*Required work*. Rewrite the records below, changing "bounding box" to "enclosing rectangle" and leaving everything else unchanged. Do not include the pictures.

- - -

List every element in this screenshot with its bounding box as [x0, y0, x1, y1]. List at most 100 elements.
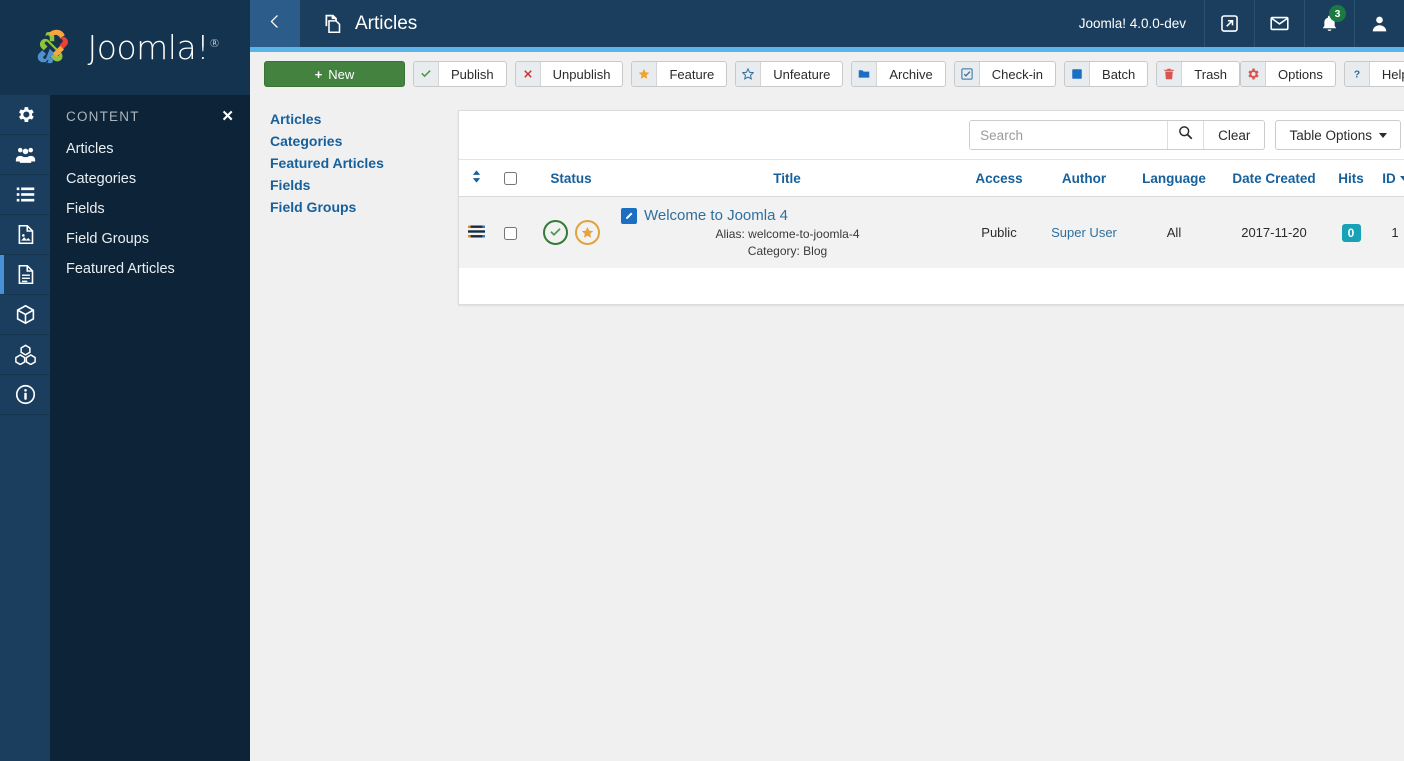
- rail-item-media[interactable]: [0, 215, 50, 255]
- search-input[interactable]: [970, 121, 1168, 149]
- notification-badge: 3: [1329, 5, 1346, 22]
- unpublish-button[interactable]: Unpublish: [514, 61, 624, 87]
- brand-name: Joomla!®: [87, 28, 220, 67]
- th-id[interactable]: ID: [1373, 159, 1404, 197]
- th-id-label: ID: [1382, 170, 1396, 186]
- blocks-icon: [14, 344, 36, 365]
- row-select-cell: [493, 196, 527, 268]
- new-button-label: New: [328, 66, 355, 82]
- row-status-cell: [527, 196, 615, 268]
- chevron-left-icon: [267, 13, 284, 35]
- menu-item-categories[interactable]: Categories: [50, 164, 250, 194]
- close-icon[interactable]: ✕: [221, 109, 234, 124]
- menu-item-fields[interactable]: Fields: [50, 194, 250, 224]
- notifications-button[interactable]: 3: [1304, 0, 1354, 47]
- th-date-created[interactable]: Date Created: [1219, 159, 1329, 197]
- envelope-icon: [1270, 14, 1289, 33]
- drag-handle-icon[interactable]: [467, 225, 485, 238]
- rail-item-users[interactable]: [0, 135, 50, 175]
- subnav-item-articles[interactable]: Articles: [270, 108, 450, 130]
- joomla-logo[interactable]: Joomla!®: [31, 24, 220, 72]
- rail-item-content[interactable]: [0, 255, 50, 295]
- joomla-logo-icon: [31, 24, 79, 72]
- th-author[interactable]: Author: [1039, 159, 1129, 197]
- table-options-label: Table Options: [1289, 127, 1372, 143]
- plus-icon: +: [314, 66, 323, 82]
- table-header-row: Status Title Access Author Language Date…: [459, 159, 1404, 197]
- help-button[interactable]: ? Help: [1343, 61, 1404, 87]
- menu-item-articles[interactable]: Articles: [50, 134, 250, 164]
- publish-button-label: Publish: [451, 66, 494, 82]
- messages-button[interactable]: [1254, 0, 1304, 47]
- th-select-all[interactable]: [493, 159, 527, 197]
- subnav-item-field-groups[interactable]: Field Groups: [270, 196, 450, 218]
- row-title-cell: Welcome to Joomla 4 Alias: welcome-to-jo…: [615, 196, 959, 268]
- archive-button[interactable]: Archive: [851, 61, 946, 87]
- rail-item-components[interactable]: [0, 295, 50, 335]
- external-link-icon: [1220, 14, 1239, 33]
- user-account-button[interactable]: [1354, 0, 1404, 47]
- th-language[interactable]: Language: [1129, 159, 1219, 197]
- menu-item-featured-articles[interactable]: Featured Articles: [50, 254, 250, 284]
- gear-icon: [15, 104, 36, 125]
- th-hits[interactable]: Hits: [1329, 159, 1373, 197]
- rail-item-help[interactable]: [0, 375, 50, 415]
- subnav-item-featured-articles[interactable]: Featured Articles: [270, 152, 450, 174]
- rail-item-extensions[interactable]: [0, 335, 50, 375]
- th-ordering[interactable]: [459, 159, 493, 197]
- featured-status-icon[interactable]: [574, 220, 600, 245]
- select-all-checkbox[interactable]: [503, 172, 517, 186]
- publish-button[interactable]: Publish: [413, 61, 507, 87]
- row-date-cell: 2017-11-20: [1219, 196, 1329, 268]
- articles-table: Status Title Access Author Language Date…: [459, 159, 1404, 268]
- th-status[interactable]: Status: [527, 159, 615, 197]
- alias-label: Alias:: [715, 227, 745, 241]
- page-title-area: Articles: [300, 0, 1061, 47]
- checkbox-icon: [954, 62, 980, 86]
- article-title-link[interactable]: Welcome to Joomla 4: [644, 207, 788, 224]
- table-options-button[interactable]: Table Options: [1275, 120, 1401, 150]
- th-access[interactable]: Access: [959, 159, 1039, 197]
- row-drag-handle-cell: [459, 196, 493, 268]
- options-button[interactable]: Options: [1240, 61, 1336, 87]
- row-checkbox[interactable]: [503, 227, 517, 241]
- checkin-button[interactable]: Check-in: [953, 61, 1057, 87]
- help-button-label: Help: [1381, 66, 1404, 82]
- unfeature-button[interactable]: Unfeature: [735, 61, 844, 87]
- users-icon: [15, 144, 36, 165]
- user-icon: [1370, 14, 1389, 33]
- new-button[interactable]: + New: [264, 61, 405, 87]
- search-button[interactable]: [1167, 121, 1204, 149]
- row-author-cell: Super User: [1039, 196, 1129, 268]
- batch-button[interactable]: Batch: [1064, 61, 1149, 87]
- back-button[interactable]: [250, 0, 300, 47]
- trash-button[interactable]: Trash: [1156, 61, 1241, 87]
- x-icon: [515, 62, 541, 86]
- feature-button[interactable]: Feature: [631, 61, 728, 87]
- article-alias: Alias: welcome-to-joomla-4: [621, 227, 953, 241]
- table-filter-bar: Clear Table Options: [459, 111, 1404, 159]
- archive-button-label: Archive: [889, 66, 933, 82]
- menu-item-field-groups[interactable]: Field Groups: [50, 224, 250, 254]
- articles-panel: Clear Table Options: [458, 110, 1404, 305]
- cube-icon: [15, 304, 36, 325]
- rail-item-system[interactable]: [0, 95, 50, 135]
- checkin-button-label: Check-in: [991, 66, 1044, 82]
- alias-value: welcome-to-joomla-4: [748, 227, 860, 241]
- edit-icon[interactable]: [621, 207, 637, 224]
- clear-button[interactable]: Clear: [1203, 121, 1265, 149]
- image-file-icon: [15, 224, 36, 245]
- row-hits-cell: 0: [1329, 196, 1373, 268]
- author-link[interactable]: Super User: [1051, 225, 1117, 240]
- subnav-item-fields[interactable]: Fields: [270, 174, 450, 196]
- th-title[interactable]: Title: [615, 159, 959, 197]
- rail-item-menus[interactable]: [0, 175, 50, 215]
- article-category: Category: Blog: [621, 244, 953, 258]
- subnav-item-categories[interactable]: Categories: [270, 130, 450, 152]
- published-status-icon[interactable]: [542, 220, 568, 245]
- svg-text:?: ?: [1354, 69, 1360, 81]
- sort-desc-icon: [1399, 176, 1404, 182]
- star-icon: [632, 62, 658, 86]
- gear-icon: [1241, 62, 1267, 86]
- preview-site-button[interactable]: [1204, 0, 1254, 47]
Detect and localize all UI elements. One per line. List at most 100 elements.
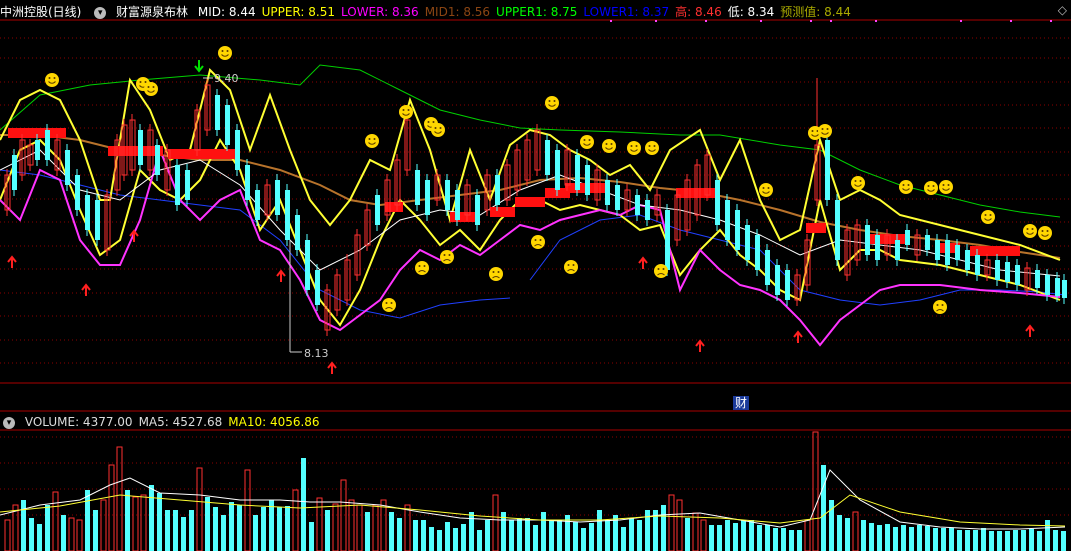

- - -

*Solution for this exercise*.
List every element in this screenshot with its enclosing rectangle as [x0, y0, x1, y1]. List at most 100 elements.
- rail-item-media[interactable]: [0, 215, 50, 255]
- search-input[interactable]: [970, 121, 1168, 149]
- notification-badge: 3: [1329, 5, 1346, 22]
- unpublish-button[interactable]: Unpublish: [514, 61, 624, 87]
- brand-name: Joomla!®: [87, 28, 220, 67]
- th-id[interactable]: ID: [1373, 159, 1404, 197]
- th-id-label: ID: [1382, 170, 1396, 186]
- blocks-icon: [14, 344, 36, 365]
- row-select-cell: [493, 196, 527, 268]
- new-button-label: New: [328, 66, 355, 82]
- row-status-cell: [527, 196, 615, 268]
- chevron-left-icon: [267, 13, 284, 35]
- menu-item-categories[interactable]: Categories: [50, 164, 250, 194]
- close-icon[interactable]: ✕: [221, 109, 234, 124]
- menu-item-fields[interactable]: Fields: [50, 194, 250, 224]
- notifications-button[interactable]: 3: [1304, 0, 1354, 47]
- th-date-created[interactable]: Date Created: [1219, 159, 1329, 197]
- envelope-icon: [1270, 14, 1289, 33]
- drag-handle-icon[interactable]: [467, 225, 485, 238]
- rail-item-users[interactable]: [0, 135, 50, 175]
- subnav-item-articles[interactable]: Articles: [270, 108, 450, 130]
- joomla-logo[interactable]: Joomla!®: [31, 24, 220, 72]
- rail-item-content[interactable]: [0, 255, 50, 295]
- joomla-logo-icon: [31, 24, 79, 72]
- th-author[interactable]: Author: [1039, 159, 1129, 197]
- table-options-label: Table Options: [1289, 127, 1372, 143]
- plus-icon: +: [314, 66, 323, 82]
- table-header-row: Status Title Access Author Language Date…: [459, 159, 1404, 197]
- help-button[interactable]: ? Help: [1343, 61, 1404, 87]
- menu-item-articles[interactable]: Articles: [50, 134, 250, 164]
- publish-button-label: Publish: [451, 66, 494, 82]
- messages-button[interactable]: [1254, 0, 1304, 47]
- th-select-all[interactable]: [493, 159, 527, 197]
- subnav-item-field-groups[interactable]: Field Groups: [270, 196, 450, 218]
- row-title-cell: Welcome to Joomla 4 Alias: welcome-to-jo…: [615, 196, 959, 268]
- archive-button[interactable]: Archive: [851, 61, 946, 87]
- rail-item-components[interactable]: [0, 295, 50, 335]
- external-link-icon: [1220, 14, 1239, 33]
- user-account-button[interactable]: [1354, 0, 1404, 47]
- th-language[interactable]: Language: [1129, 159, 1219, 197]
- menu-item-featured-articles[interactable]: Featured Articles: [50, 254, 250, 284]
- gear-icon: [15, 104, 36, 125]
- th-hits[interactable]: Hits: [1329, 159, 1373, 197]
- rail-item-help[interactable]: [0, 375, 50, 415]
- subnav-item-featured-articles[interactable]: Featured Articles: [270, 152, 450, 174]
- rail-item-extensions[interactable]: [0, 335, 50, 375]
- th-ordering[interactable]: [459, 159, 493, 197]
- featured-status-icon[interactable]: [574, 220, 600, 245]
- select-all-checkbox[interactable]: [503, 172, 517, 186]
- publish-button[interactable]: Publish: [413, 61, 507, 87]
- row-date-cell: 2017-11-20: [1219, 196, 1329, 268]
- articles-table: Status Title Access Author Language Date…: [459, 159, 1404, 268]
- th-status[interactable]: Status: [527, 159, 615, 197]
- alias-label: Alias:: [715, 227, 745, 241]
- page-title-area: Articles: [300, 0, 1061, 47]
- checkbox-icon: [954, 62, 980, 86]
- article-title-link[interactable]: Welcome to Joomla 4: [644, 207, 788, 224]
- table-options-button[interactable]: Table Options: [1275, 120, 1401, 150]
- th-access[interactable]: Access: [959, 159, 1039, 197]
- row-drag-handle-cell: [459, 196, 493, 268]
- options-button[interactable]: Options: [1240, 61, 1336, 87]
- row-checkbox[interactable]: [503, 227, 517, 241]
- checkin-button[interactable]: Check-in: [953, 61, 1057, 87]
- help-button-label: Help: [1381, 66, 1404, 82]
- unfeature-button[interactable]: Unfeature: [735, 61, 844, 87]
- users-icon: [15, 144, 36, 165]
- user-icon: [1370, 14, 1389, 33]
- new-button[interactable]: + New: [264, 61, 405, 87]
- search-button[interactable]: [1167, 121, 1204, 149]
- row-author-cell: Super User: [1039, 196, 1129, 268]
- batch-button[interactable]: Batch: [1064, 61, 1149, 87]
- back-button[interactable]: [250, 0, 300, 47]
- trash-button[interactable]: Trash: [1156, 61, 1241, 87]
- x-icon: [515, 62, 541, 86]
- feature-button[interactable]: Feature: [631, 61, 728, 87]
- article-alias: Alias: welcome-to-joomla-4: [621, 227, 953, 241]
- table-filter-bar: Clear Table Options: [459, 111, 1404, 159]
- archive-button-label: Archive: [889, 66, 933, 82]
- menu-item-field-groups[interactable]: Field Groups: [50, 224, 250, 254]
- articles-panel: Clear Table Options: [458, 110, 1404, 305]
- cube-icon: [15, 304, 36, 325]
- rail-item-system[interactable]: [0, 95, 50, 135]
- checkin-button-label: Check-in: [991, 66, 1044, 82]
- alias-value: welcome-to-joomla-4: [748, 227, 860, 241]
- edit-icon[interactable]: [621, 207, 637, 224]
- clear-button[interactable]: Clear: [1203, 121, 1265, 149]
- image-file-icon: [15, 224, 36, 245]
- row-hits-cell: 0: [1329, 196, 1373, 268]
- author-link[interactable]: Super User: [1051, 225, 1117, 240]
- subnav-item-fields[interactable]: Fields: [270, 174, 450, 196]
- th-title[interactable]: Title: [615, 159, 959, 197]
- rail-item-menus[interactable]: [0, 175, 50, 215]
- article-category: Category: Blog: [621, 244, 953, 258]
- subnav-item-categories[interactable]: Categories: [270, 130, 450, 152]
- published-status-icon[interactable]: [542, 220, 568, 245]
- svg-text:?: ?: [1354, 69, 1360, 81]
- sort-desc-icon: [1399, 176, 1404, 182]
- star-icon: [632, 62, 658, 86]
- gear-icon: [1241, 62, 1267, 86]
- preview-site-button[interactable]: [1204, 0, 1254, 47]
Detect and localize all UI elements. One per line. List at most 100 elements.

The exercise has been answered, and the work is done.